DATA FOR THE TASK:
+++
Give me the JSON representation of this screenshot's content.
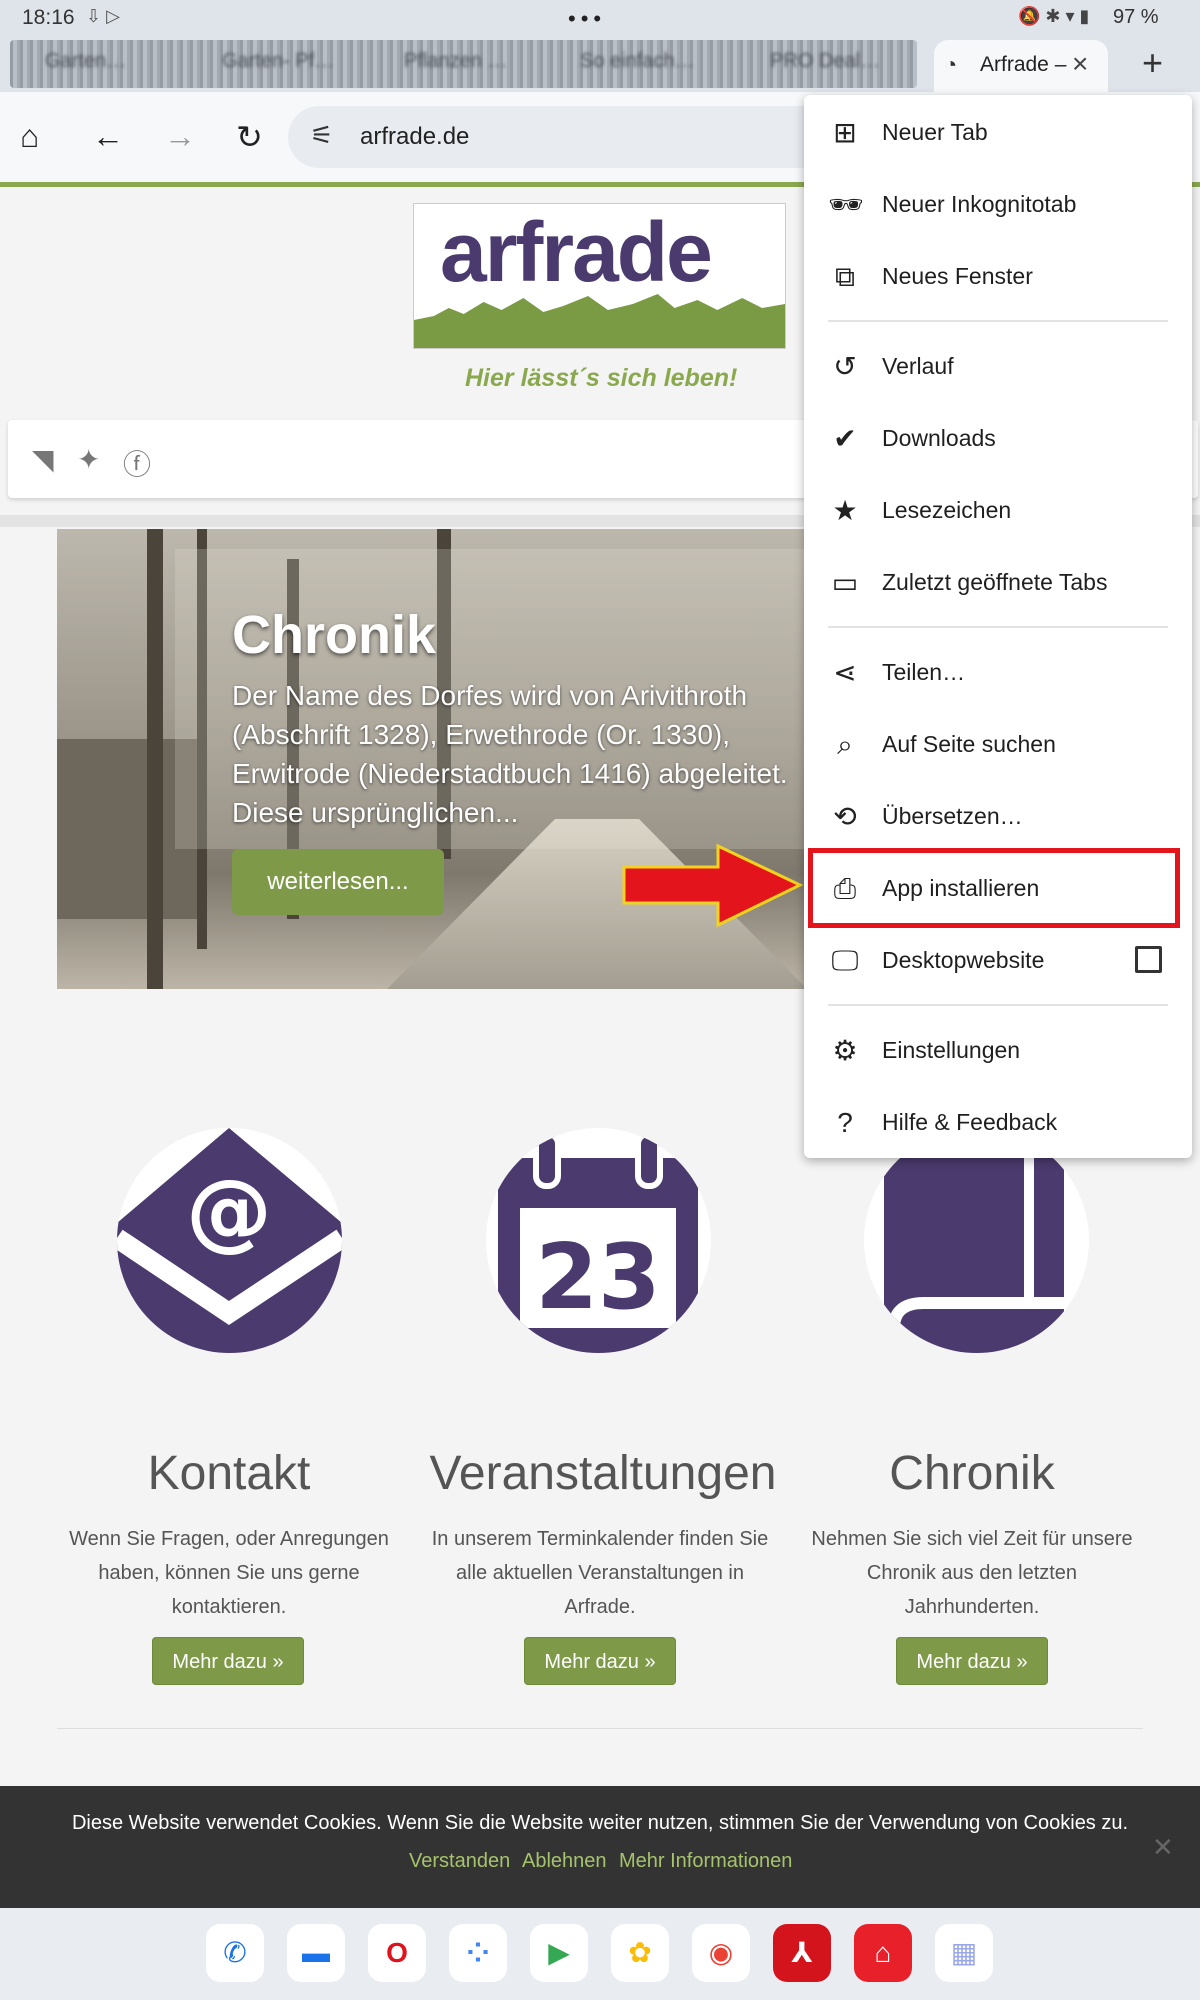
{
  "status_bar": {
    "time": "18:16",
    "battery": "97 %",
    "indicators": "⇩ ▷",
    "right_icons": "🔕 ✱ ▾ ▮"
  },
  "tabs": {
    "background_tabs": [
      "Garten…",
      "Garten- Pf…",
      "Pflanzen …",
      "So einfach…",
      "PRO Deal…"
    ],
    "active_tab": "Arfrade –",
    "new_tab_icon": "plus-icon"
  },
  "toolbar": {
    "url": "arfrade.de"
  },
  "header": {
    "logo_text": "arfrade",
    "tagline": "Hier lässt´s sich leben!"
  },
  "hero": {
    "title": "Chronik",
    "text": "Der Name des Dorfes wird von Arivithroth\n(Abschrift 1328), Erwethrode (Or. 1330),\nErwitrode (Niederstadtbuch 1416) abgeleitet.\nDiese ursprünglichen...",
    "button": "weiterlesen..."
  },
  "features": [
    {
      "title": "Kontakt",
      "text": "Wenn Sie Fragen, oder Anregungen haben, können Sie uns gerne kontaktieren.",
      "button": "Mehr dazu »",
      "icon": "email-at-icon"
    },
    {
      "title": "Veranstaltungen",
      "text": "In unserem Terminkalender finden Sie alle aktuellen Veranstaltungen in Arfrade.",
      "button": "Mehr dazu »",
      "icon": "calendar-icon",
      "calendar_day": "23"
    },
    {
      "title": "Chronik",
      "text": "Nehmen Sie sich viel Zeit für unsere Chronik aus den letzten Jahrhunderten.",
      "button": "Mehr dazu »",
      "icon": "book-icon"
    }
  ],
  "cookie_banner": {
    "message": "Diese Website verwendet Cookies. Wenn Sie die Website weiter nutzen, stimmen Sie der Verwendung von Cookies zu.",
    "accept": "Verstanden",
    "decline": "Ablehnen",
    "more": "Mehr Informationen"
  },
  "menu": {
    "items": [
      {
        "label": "Neuer Tab",
        "icon": "new-tab-icon"
      },
      {
        "label": "Neuer Inkognitotab",
        "icon": "incognito-icon"
      },
      {
        "label": "Neues Fenster",
        "icon": "new-window-icon"
      },
      {
        "label": "Verlauf",
        "icon": "history-icon"
      },
      {
        "label": "Downloads",
        "icon": "downloads-icon"
      },
      {
        "label": "Lesezeichen",
        "icon": "star-icon"
      },
      {
        "label": "Zuletzt geöffnete Tabs",
        "icon": "devices-icon"
      },
      {
        "label": "Teilen…",
        "icon": "share-icon"
      },
      {
        "label": "Auf Seite suchen",
        "icon": "find-in-page-icon"
      },
      {
        "label": "Übersetzen…",
        "icon": "translate-icon"
      },
      {
        "label": "App installieren",
        "icon": "install-app-icon",
        "highlighted": true
      },
      {
        "label": "Desktopwebsite",
        "icon": "desktop-icon",
        "checked": false
      },
      {
        "label": "Einstellungen",
        "icon": "gear-icon"
      },
      {
        "label": "Hilfe & Feedback",
        "icon": "help-icon"
      }
    ]
  },
  "dock": {
    "apps": [
      "phone",
      "messages",
      "opera",
      "assistant",
      "play-store",
      "photos",
      "chrome",
      "acrobat",
      "home-app",
      "app-drawer"
    ]
  },
  "colors": {
    "accent_green": "#7e9a48",
    "brand_purple": "#4b3a6e",
    "highlight_red": "#e3141c"
  }
}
+++
WHAT THE TASK REQUIRES: Extract, from the listing above, every line where the string "title" occurs.

SOLUTION:
    "title": "Chronik",
      "title": "Kontakt",
      "title": "Veranstaltungen",
      "title": "Chronik",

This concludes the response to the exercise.